**YOUR OBJECTIVE:** Reproduce all the entries precisely.
"""
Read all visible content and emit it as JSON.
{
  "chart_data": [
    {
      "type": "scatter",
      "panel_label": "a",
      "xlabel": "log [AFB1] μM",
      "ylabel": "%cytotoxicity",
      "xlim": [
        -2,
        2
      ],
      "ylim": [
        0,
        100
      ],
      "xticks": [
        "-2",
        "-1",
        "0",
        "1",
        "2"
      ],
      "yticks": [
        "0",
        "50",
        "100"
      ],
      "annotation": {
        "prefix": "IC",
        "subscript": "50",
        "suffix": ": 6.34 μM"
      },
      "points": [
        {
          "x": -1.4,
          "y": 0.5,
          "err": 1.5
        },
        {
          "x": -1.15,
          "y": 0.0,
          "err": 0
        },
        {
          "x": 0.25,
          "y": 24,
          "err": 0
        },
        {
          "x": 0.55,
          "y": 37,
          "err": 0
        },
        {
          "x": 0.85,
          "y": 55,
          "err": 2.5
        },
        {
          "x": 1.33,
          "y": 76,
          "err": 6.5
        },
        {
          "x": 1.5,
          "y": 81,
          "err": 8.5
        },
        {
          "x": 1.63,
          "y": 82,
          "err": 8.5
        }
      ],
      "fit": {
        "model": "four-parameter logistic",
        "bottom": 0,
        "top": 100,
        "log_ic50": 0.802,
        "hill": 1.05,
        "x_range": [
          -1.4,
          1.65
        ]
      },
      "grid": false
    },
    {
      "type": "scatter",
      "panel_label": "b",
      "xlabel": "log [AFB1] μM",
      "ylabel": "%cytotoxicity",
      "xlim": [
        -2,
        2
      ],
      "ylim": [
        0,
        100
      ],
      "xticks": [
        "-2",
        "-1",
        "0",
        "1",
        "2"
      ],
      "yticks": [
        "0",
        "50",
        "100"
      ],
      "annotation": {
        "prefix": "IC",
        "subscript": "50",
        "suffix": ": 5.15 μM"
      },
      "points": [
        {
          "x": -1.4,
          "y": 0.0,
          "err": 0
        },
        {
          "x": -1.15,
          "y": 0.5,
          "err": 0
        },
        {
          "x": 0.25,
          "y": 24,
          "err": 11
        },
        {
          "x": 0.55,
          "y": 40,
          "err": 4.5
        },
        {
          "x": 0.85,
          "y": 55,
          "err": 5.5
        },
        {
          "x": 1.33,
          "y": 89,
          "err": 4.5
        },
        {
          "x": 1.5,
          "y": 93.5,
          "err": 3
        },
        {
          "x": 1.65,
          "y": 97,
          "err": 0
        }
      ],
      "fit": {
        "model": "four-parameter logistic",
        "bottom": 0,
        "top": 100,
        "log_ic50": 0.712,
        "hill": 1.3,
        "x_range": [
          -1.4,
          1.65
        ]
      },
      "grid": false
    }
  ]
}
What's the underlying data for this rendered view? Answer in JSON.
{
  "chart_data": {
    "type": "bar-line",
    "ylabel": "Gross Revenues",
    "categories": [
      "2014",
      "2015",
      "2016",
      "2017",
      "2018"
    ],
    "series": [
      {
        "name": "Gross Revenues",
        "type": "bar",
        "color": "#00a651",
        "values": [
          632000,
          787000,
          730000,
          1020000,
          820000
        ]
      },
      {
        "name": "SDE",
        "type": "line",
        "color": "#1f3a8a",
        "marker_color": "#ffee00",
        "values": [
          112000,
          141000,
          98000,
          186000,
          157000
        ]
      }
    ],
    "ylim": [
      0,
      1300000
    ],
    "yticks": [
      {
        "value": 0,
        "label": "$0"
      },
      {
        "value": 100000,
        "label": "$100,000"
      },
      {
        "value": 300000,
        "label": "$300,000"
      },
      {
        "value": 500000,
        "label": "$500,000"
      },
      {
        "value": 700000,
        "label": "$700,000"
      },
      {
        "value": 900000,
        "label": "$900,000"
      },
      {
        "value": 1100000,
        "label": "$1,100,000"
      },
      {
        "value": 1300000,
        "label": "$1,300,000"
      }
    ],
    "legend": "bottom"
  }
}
"""
**RESULT FOR THIS EXERCISE:**
Read all visible content and emit it as JSON.
{
  "chart_data": [
    {
      "type": "scatter",
      "panel_label": "a",
      "xlabel": "log [AFB1] μM",
      "ylabel": "%cytotoxicity",
      "xlim": [
        -2,
        2
      ],
      "ylim": [
        0,
        100
      ],
      "xticks": [
        "-2",
        "-1",
        "0",
        "1",
        "2"
      ],
      "yticks": [
        "0",
        "50",
        "100"
      ],
      "annotation": {
        "prefix": "IC",
        "subscript": "50",
        "suffix": ": 6.34 μM"
      },
      "points": [
        {
          "x": -1.4,
          "y": 0.5,
          "err": 1.5
        },
        {
          "x": -1.15,
          "y": 0.0,
          "err": 0
        },
        {
          "x": 0.25,
          "y": 24,
          "err": 0
        },
        {
          "x": 0.55,
          "y": 37,
          "err": 0
        },
        {
          "x": 0.85,
          "y": 55,
          "err": 2.5
        },
        {
          "x": 1.33,
          "y": 76,
          "err": 6.5
        },
        {
          "x": 1.5,
          "y": 81,
          "err": 8.5
        },
        {
          "x": 1.63,
          "y": 82,
          "err": 8.5
        }
      ],
      "fit": {
        "model": "four-parameter logistic",
        "bottom": 0,
        "top": 100,
        "log_ic50": 0.802,
        "hill": 1.05,
        "x_range": [
          -1.4,
          1.65
        ]
      },
      "grid": false
    },
    {
      "type": "scatter",
      "panel_label": "b",
      "xlabel": "log [AFB1] μM",
      "ylabel": "%cytotoxicity",
      "xlim": [
        -2,
        2
      ],
      "ylim": [
        0,
        100
      ],
      "xticks": [
        "-2",
        "-1",
        "0",
        "1",
        "2"
      ],
      "yticks": [
        "0",
        "50",
        "100"
      ],
      "annotation": {
        "prefix": "IC",
        "subscript": "50",
        "suffix": ": 5.15 μM"
      },
      "points": [
        {
          "x": -1.4,
          "y": 0.0,
          "err": 0
        },
        {
          "x": -1.15,
          "y": 0.5,
          "err": 0
        },
        {
          "x": 0.25,
          "y": 24,
          "err": 11
        },
        {
          "x": 0.55,
          "y": 40,
          "err": 4.5
        },
        {
          "x": 0.85,
          "y": 55,
          "err": 5.5
        },
        {
          "x": 1.33,
          "y": 89,
          "err": 4.5
        },
        {
          "x": 1.5,
          "y": 93.5,
          "err": 3
        },
        {
          "x": 1.65,
          "y": 97,
          "err": 0
        }
      ],
      "fit": {
        "model": "four-parameter logistic",
        "bottom": 0,
        "top": 100,
        "log_ic50": 0.712,
        "hill": 1.3,
        "x_range": [
          -1.4,
          1.65
        ]
      },
      "grid": false
    }
  ]
}
What's the underlying data for this rendered view? Answer in JSON.
{
  "chart_data": {
    "type": "bar-line",
    "ylabel": "Gross Revenues",
    "categories": [
      "2014",
      "2015",
      "2016",
      "2017",
      "2018"
    ],
    "series": [
      {
        "name": "Gross Revenues",
        "type": "bar",
        "color": "#00a651",
        "values": [
          632000,
          787000,
          730000,
          1020000,
          820000
        ]
      },
      {
        "name": "SDE",
        "type": "line",
        "color": "#1f3a8a",
        "marker_color": "#ffee00",
        "values": [
          112000,
          141000,
          98000,
          186000,
          157000
        ]
      }
    ],
    "ylim": [
      0,
      1300000
    ],
    "yticks": [
      {
        "value": 0,
        "label": "$0"
      },
      {
        "value": 100000,
        "label": "$100,000"
      },
      {
        "value": 300000,
        "label": "$300,000"
      },
      {
        "value": 500000,
        "label": "$500,000"
      },
      {
        "value": 700000,
        "label": "$700,000"
      },
      {
        "value": 900000,
        "label": "$900,000"
      },
      {
        "value": 1100000,
        "label": "$1,100,000"
      },
      {
        "value": 1300000,
        "label": "$1,300,000"
      }
    ],
    "legend": "bottom"
  }
}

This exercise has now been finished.